◆ WHAT IS REQUIRED
Omit the pictures, please, and give each record below again exactly.

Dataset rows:
────────────────────────────────────────

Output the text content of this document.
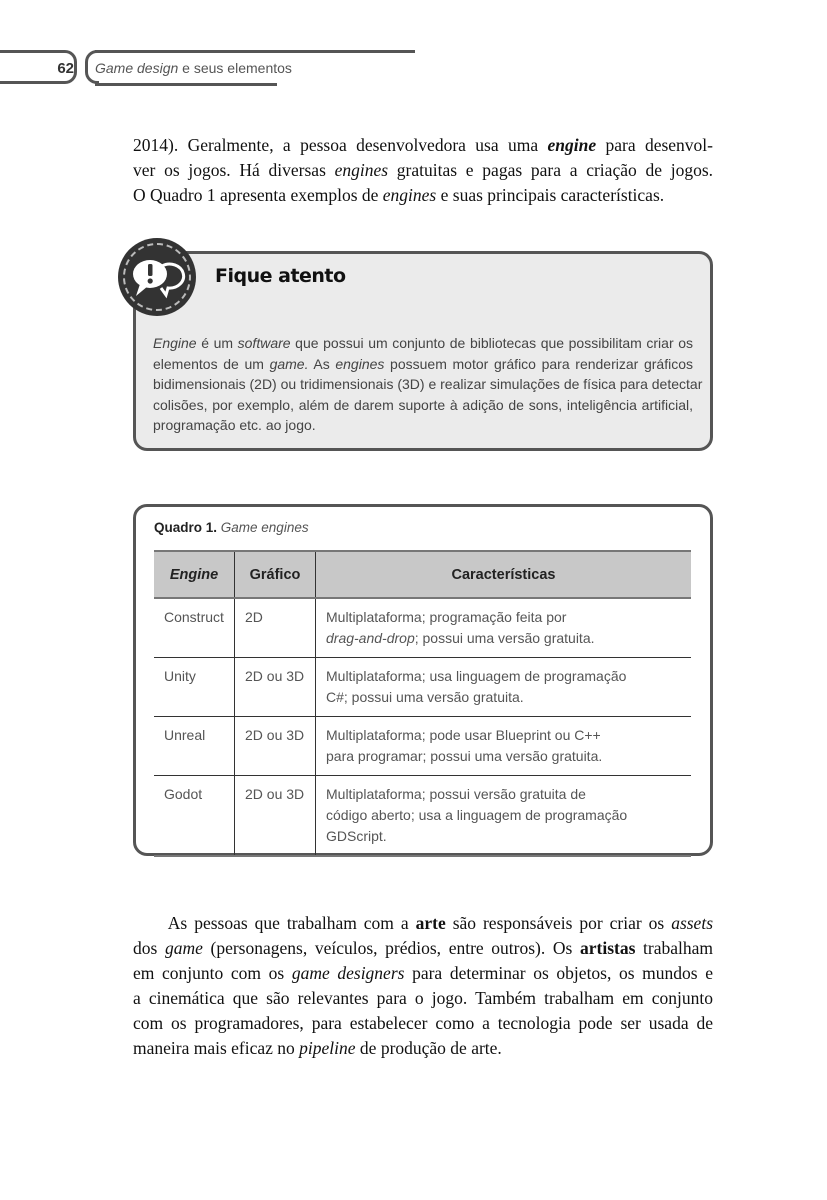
62 Game design e seus elementos
2014). Geralmente, a pessoa desenvolvedora usa uma engine para desenvol-
ver os jogos. Há diversas engines gratuitas e pagas para a criação de jogos.
O Quadro 1 apresenta exemplos de engines e suas principais características.
Fique atento
Engine é um software que possui um conjunto de bibliotecas que possibilitam criar os
elementos de um game. As engines possuem motor gráfico para renderizar gráficos
bidimensionais (2D) ou tridimensionais (3D) e realizar simulações de física para detectar
colisões, por exemplo, além de darem suporte à adição de sons, inteligência artificial,
programação etc. ao jogo.
Quadro 1. Game engines
Engine	Gráfico	Características
Construct	2D	Multiplataforma; programação feita por
drag-and-drop; possui uma versão gratuita.

Unity	2D ou 3D	Multiplataforma; usa linguagem de programação
C#; possui uma versão gratuita.

Unreal	2D ou 3D	Multiplataforma; pode usar Blueprint ou C++
para programar; possui uma versão gratuita.

Godot	2D ou 3D	Multiplataforma; possui versão gratuita de
código aberto; usa a linguagem de programação
GDScript.
As pessoas que trabalham com a arte são responsáveis por criar os assets
dos game (personagens, veículos, prédios, entre outros). Os artistas trabalham
em conjunto com os game designers para determinar os objetos, os mundos e
a cinemática que são relevantes para o jogo. Também trabalham em conjunto
com os programadores, para estabelecer como a tecnologia pode ser usada de
maneira mais eficaz no pipeline de produção de arte.
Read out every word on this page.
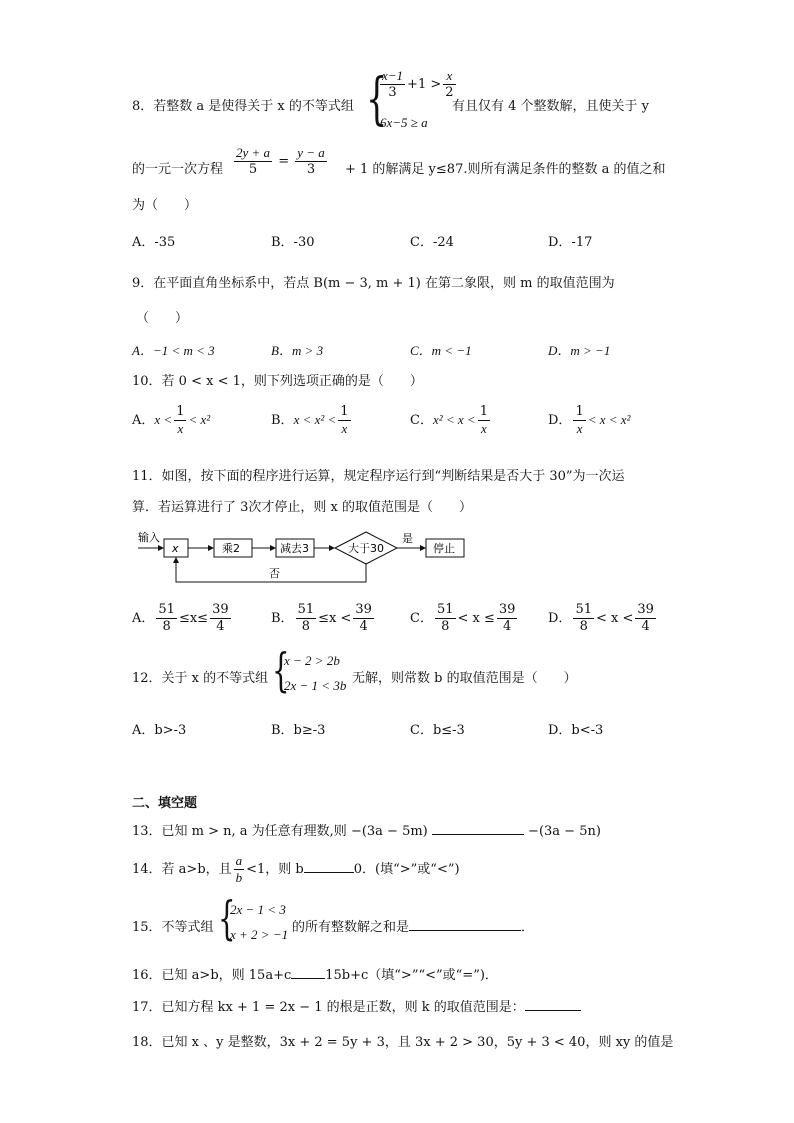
8．若整数 a 是使得关于 x 的不等式组 {
$\frac{x-1}{3} +1 > \frac{x}{2}$
6x−5 ≥ a
有且仅有 4 个整数解，且使关于 y
的一元一次方程 $\frac{2y + a}{5} = \frac{y - a}{3} + 1$ 的解满足 y≤87.则所有满足条件的整数 a 的值之和
为（　　）
A．-35	B．-30	C．-24	D．-17
9．在平面直角坐标系中，若点 B(m − 3, m + 1) 在第二象限，则 m 的取值范围为
（　　）
A．−1 < m < 3	B．m > 3	C．m < −1	D．m > −1
10．若 0 < x < 1，则下列选项正确的是（　　）
A．$x < \frac{1}{x} < x^2$	B．$x < x^2 < \frac{1}{x}$	C．$x^2 < x < \frac{1}{x}$	D． $\frac{1}{x} < x < x^2$
11．如图，按下面的程序进行运算，规定程序运行到“判断结果是否大于 30”为一次运
算．若运算进行了 3次才停止，则 x 的取值范围是（　　）
输入
x	乘2	减去3	大于30
是
停止
否
A． $\frac{51}{8} \le x\le \frac{39}{4}$	B． $\frac{51}{8} \le x < \frac{39}{4}$	C． $\frac{51}{8} < x \le \frac{39}{4}$ D． $\frac{51}{8} < x < \frac{39}{4}$
12．关于 x 的不等式组 {
x − 2 > 2b
2x − 1 < 3b 无解，则常数 b 的取值范围是（　　）
A．b>-3	B．b≥-3	C．b≤-3	D．b<-3
二、填空题
13．已知 m > n, a 为任意有理数,则 −(3a − 5m)	−(3a − 5n)
14．若 a>b，且 $\frac{a}{b} <1$，则 b	0．(填“>”或“<”)
15．不等式组 {
2x − 1 < 3
x + 2 > −1 的所有整数解之和是	．
16．已知 a>b，则 15a+c	15b+c（填“>”“<”或“=”)．
17．已知方程 kx + 1 = 2x − 1 的根是正数，则 k 的取值范围是：
18．已知 x 、y 是整数，3x + 2 = 5y + 3，且 3x + 2 > 30，5y + 3 < 40，则 xy 的值是
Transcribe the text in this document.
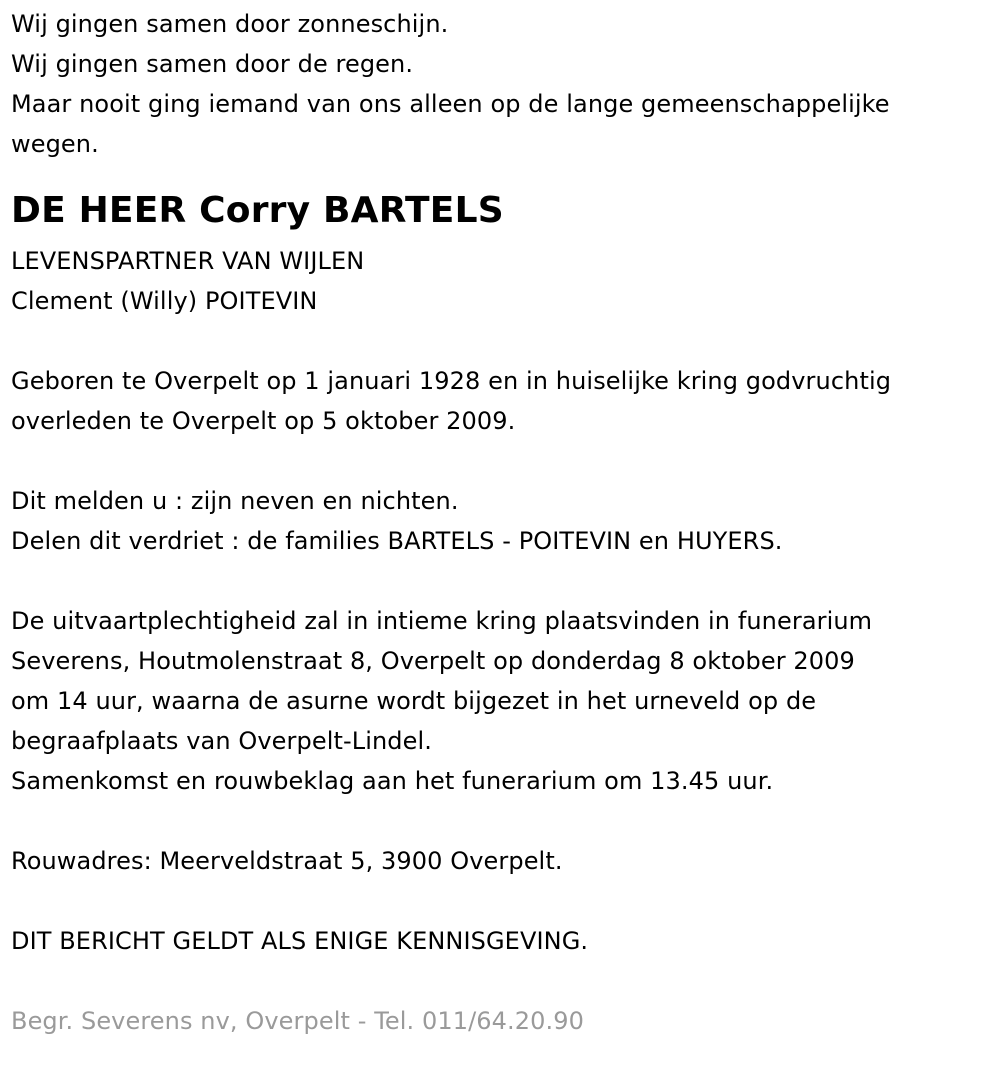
Wij gingen samen door zonneschijn.
Wij gingen samen door de regen.
Maar nooit ging iemand van ons alleen op de lange gemeenschappelijke
wegen.
DE HEER Corry BARTELS
LEVENSPARTNER VAN WIJLEN
Clement (Willy) POITEVIN
Geboren te Overpelt op 1 januari 1928 en in huiselijke kring godvruchtig
overleden te Overpelt op 5 oktober 2009.
Dit melden u : zijn neven en nichten.
Delen dit verdriet : de families BARTELS - POITEVIN en HUYERS.
De uitvaartplechtigheid zal in intieme kring plaatsvinden in funerarium
Severens, Houtmolenstraat 8, Overpelt op donderdag 8 oktober 2009
om 14 uur, waarna de asurne wordt bijgezet in het urneveld op de
begraafplaats van Overpelt-Lindel.
Samenkomst en rouwbeklag aan het funerarium om 13.45 uur.
Rouwadres: Meerveldstraat 5, 3900 Overpelt.
DIT BERICHT GELDT ALS ENIGE KENNISGEVING.
Begr. Severens nv, Overpelt - Tel. 011/64.20.90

────────────────────────────────────────

◆ TASK SOLUTION
Output the text content of this document.
62 Game design e seus elementos
2014). Geralmente, a pessoa desenvolvedora usa uma engine para desenvol-
ver os jogos. Há diversas engines gratuitas e pagas para a criação de jogos.
O Quadro 1 apresenta exemplos de engines e suas principais características.
Fique atento
Engine é um software que possui um conjunto de bibliotecas que possibilitam criar os
elementos de um game. As engines possuem motor gráfico para renderizar gráficos
bidimensionais (2D) ou tridimensionais (3D) e realizar simulações de física para detectar
colisões, por exemplo, além de darem suporte à adição de sons, inteligência artificial,
programação etc. ao jogo.
Quadro 1. Game engines
Engine	Gráfico	Características
Construct	2D	Multiplataforma; programação feita por
drag-and-drop; possui uma versão gratuita.

Unity	2D ou 3D	Multiplataforma; usa linguagem de programação
C#; possui uma versão gratuita.

Unreal	2D ou 3D	Multiplataforma; pode usar Blueprint ou C++
para programar; possui uma versão gratuita.

Godot	2D ou 3D	Multiplataforma; possui versão gratuita de
código aberto; usa a linguagem de programação
GDScript.
As pessoas que trabalham com a arte são responsáveis por criar os assets
dos game (personagens, veículos, prédios, entre outros). Os artistas trabalham
em conjunto com os game designers para determinar os objetos, os mundos e
a cinemática que são relevantes para o jogo. Também trabalham em conjunto
com os programadores, para estabelecer como a tecnologia pode ser usada de
maneira mais eficaz no pipeline de produção de arte.
Read out every word on this page.
8．若整数 a 是使得关于 x 的不等式组 {
$\frac{x-1}{3} +1 > \frac{x}{2}$
6x−5 ≥ a
有且仅有 4 个整数解，且使关于 y
的一元一次方程 $\frac{2y + a}{5} = \frac{y - a}{3} + 1$ 的解满足 y≤87.则所有满足条件的整数 a 的值之和
为（　　）
A．-35	B．-30	C．-24	D．-17
9．在平面直角坐标系中，若点 B(m − 3, m + 1) 在第二象限，则 m 的取值范围为
（　　）
A．−1 < m < 3	B．m > 3	C．m < −1	D．m > −1
10．若 0 < x < 1，则下列选项正确的是（　　）
A．$x < \frac{1}{x} < x^2$	B．$x < x^2 < \frac{1}{x}$	C．$x^2 < x < \frac{1}{x}$	D． $\frac{1}{x} < x < x^2$
11．如图，按下面的程序进行运算，规定程序运行到“判断结果是否大于 30”为一次运
算．若运算进行了 3次才停止，则 x 的取值范围是（　　）
输入
x	乘2	减去3	大于30
是
停止
否
A． $\frac{51}{8} \le x\le \frac{39}{4}$	B． $\frac{51}{8} \le x < \frac{39}{4}$	C． $\frac{51}{8} < x \le \frac{39}{4}$ D． $\frac{51}{8} < x < \frac{39}{4}$
12．关于 x 的不等式组 {
x − 2 > 2b
2x − 1 < 3b 无解，则常数 b 的取值范围是（　　）
A．b>-3	B．b≥-3	C．b≤-3	D．b<-3
二、填空题
13．已知 m > n, a 为任意有理数,则 −(3a − 5m)	−(3a − 5n)
14．若 a>b，且 $\frac{a}{b} <1$，则 b	0．(填“>”或“<”)
15．不等式组 {
2x − 1 < 3
x + 2 > −1 的所有整数解之和是	．
16．已知 a>b，则 15a+c	15b+c（填“>”“<”或“=”)．
17．已知方程 kx + 1 = 2x − 1 的根是正数，则 k 的取值范围是：
18．已知 x 、y 是整数，3x + 2 = 5y + 3，且 3x + 2 > 30，5y + 3 < 40，则 xy 的值是
Transcribe the text in this document.
Wij gingen samen door zonneschijn.
Wij gingen samen door de regen.
Maar nooit ging iemand van ons alleen op de lange gemeenschappelijke
wegen.
DE HEER Corry BARTELS
LEVENSPARTNER VAN WIJLEN
Clement (Willy) POITEVIN
Geboren te Overpelt op 1 januari 1928 en in huiselijke kring godvruchtig
overleden te Overpelt op 5 oktober 2009.
Dit melden u : zijn neven en nichten.
Delen dit verdriet : de families BARTELS - POITEVIN en HUYERS.
De uitvaartplechtigheid zal in intieme kring plaatsvinden in funerarium
Severens, Houtmolenstraat 8, Overpelt op donderdag 8 oktober 2009
om 14 uur, waarna de asurne wordt bijgezet in het urneveld op de
begraafplaats van Overpelt-Lindel.
Samenkomst en rouwbeklag aan het funerarium om 13.45 uur.
Rouwadres: Meerveldstraat 5, 3900 Overpelt.
DIT BERICHT GELDT ALS ENIGE KENNISGEVING.
Begr. Severens nv, Overpelt - Tel. 011/64.20.90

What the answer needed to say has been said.